— WHAT IS NEEDED —
The entries below should be output exactly as written.

--- Begin ---

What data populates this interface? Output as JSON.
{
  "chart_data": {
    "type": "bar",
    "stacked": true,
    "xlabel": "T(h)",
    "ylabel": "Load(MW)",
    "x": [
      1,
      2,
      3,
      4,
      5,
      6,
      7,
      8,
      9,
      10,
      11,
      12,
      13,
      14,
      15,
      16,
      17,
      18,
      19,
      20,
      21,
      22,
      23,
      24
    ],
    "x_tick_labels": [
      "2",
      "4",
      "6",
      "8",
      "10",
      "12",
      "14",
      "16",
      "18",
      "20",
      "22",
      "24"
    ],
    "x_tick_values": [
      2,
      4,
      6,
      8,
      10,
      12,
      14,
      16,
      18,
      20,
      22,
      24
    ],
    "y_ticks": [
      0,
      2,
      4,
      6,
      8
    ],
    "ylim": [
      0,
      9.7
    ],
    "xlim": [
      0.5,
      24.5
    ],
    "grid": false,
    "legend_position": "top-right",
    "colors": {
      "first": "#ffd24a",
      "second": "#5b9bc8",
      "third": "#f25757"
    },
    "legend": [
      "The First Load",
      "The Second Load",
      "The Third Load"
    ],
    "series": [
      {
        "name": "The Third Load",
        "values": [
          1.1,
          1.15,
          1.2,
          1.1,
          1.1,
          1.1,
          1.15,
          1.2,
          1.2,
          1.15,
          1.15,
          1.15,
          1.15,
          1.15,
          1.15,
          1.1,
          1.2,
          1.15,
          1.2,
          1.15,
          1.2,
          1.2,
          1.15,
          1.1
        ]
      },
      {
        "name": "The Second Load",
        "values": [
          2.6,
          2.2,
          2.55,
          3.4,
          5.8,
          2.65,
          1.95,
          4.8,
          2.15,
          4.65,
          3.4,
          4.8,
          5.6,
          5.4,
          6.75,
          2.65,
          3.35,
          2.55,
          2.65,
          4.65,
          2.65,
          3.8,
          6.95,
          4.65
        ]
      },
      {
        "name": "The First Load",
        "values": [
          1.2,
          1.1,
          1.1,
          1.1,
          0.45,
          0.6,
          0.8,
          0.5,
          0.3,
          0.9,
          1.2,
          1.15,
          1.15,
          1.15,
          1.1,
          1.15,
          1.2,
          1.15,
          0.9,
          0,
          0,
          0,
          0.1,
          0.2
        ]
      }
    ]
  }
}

--- End ---

— TASK RESULT —
What data populates this interface? Output as JSON.
{
  "chart_data": {
    "type": "bar",
    "stacked": true,
    "xlabel": "T(h)",
    "ylabel": "Load(MW)",
    "x": [
      1,
      2,
      3,
      4,
      5,
      6,
      7,
      8,
      9,
      10,
      11,
      12,
      13,
      14,
      15,
      16,
      17,
      18,
      19,
      20,
      21,
      22,
      23,
      24
    ],
    "x_tick_labels": [
      "2",
      "4",
      "6",
      "8",
      "10",
      "12",
      "14",
      "16",
      "18",
      "20",
      "22",
      "24"
    ],
    "x_tick_values": [
      2,
      4,
      6,
      8,
      10,
      12,
      14,
      16,
      18,
      20,
      22,
      24
    ],
    "y_ticks": [
      0,
      2,
      4,
      6,
      8
    ],
    "ylim": [
      0,
      9.7
    ],
    "xlim": [
      0.5,
      24.5
    ],
    "grid": false,
    "legend_position": "top-right",
    "colors": {
      "first": "#ffd24a",
      "second": "#5b9bc8",
      "third": "#f25757"
    },
    "legend": [
      "The First Load",
      "The Second Load",
      "The Third Load"
    ],
    "series": [
      {
        "name": "The Third Load",
        "values": [
          1.1,
          1.15,
          1.2,
          1.1,
          1.1,
          1.1,
          1.15,
          1.2,
          1.2,
          1.15,
          1.15,
          1.15,
          1.15,
          1.15,
          1.15,
          1.1,
          1.2,
          1.15,
          1.2,
          1.15,
          1.2,
          1.2,
          1.15,
          1.1
        ]
      },
      {
        "name": "The Second Load",
        "values": [
          2.6,
          2.2,
          2.55,
          3.4,
          5.8,
          2.65,
          1.95,
          4.8,
          2.15,
          4.65,
          3.4,
          4.8,
          5.6,
          5.4,
          6.75,
          2.65,
          3.35,
          2.55,
          2.65,
          4.65,
          2.65,
          3.8,
          6.95,
          4.65
        ]
      },
      {
        "name": "The First Load",
        "values": [
          1.2,
          1.1,
          1.1,
          1.1,
          0.45,
          0.6,
          0.8,
          0.5,
          0.3,
          0.9,
          1.2,
          1.15,
          1.15,
          1.15,
          1.1,
          1.15,
          1.2,
          1.15,
          0.9,
          0,
          0,
          0,
          0.1,
          0.2
        ]
      }
    ]
  }
}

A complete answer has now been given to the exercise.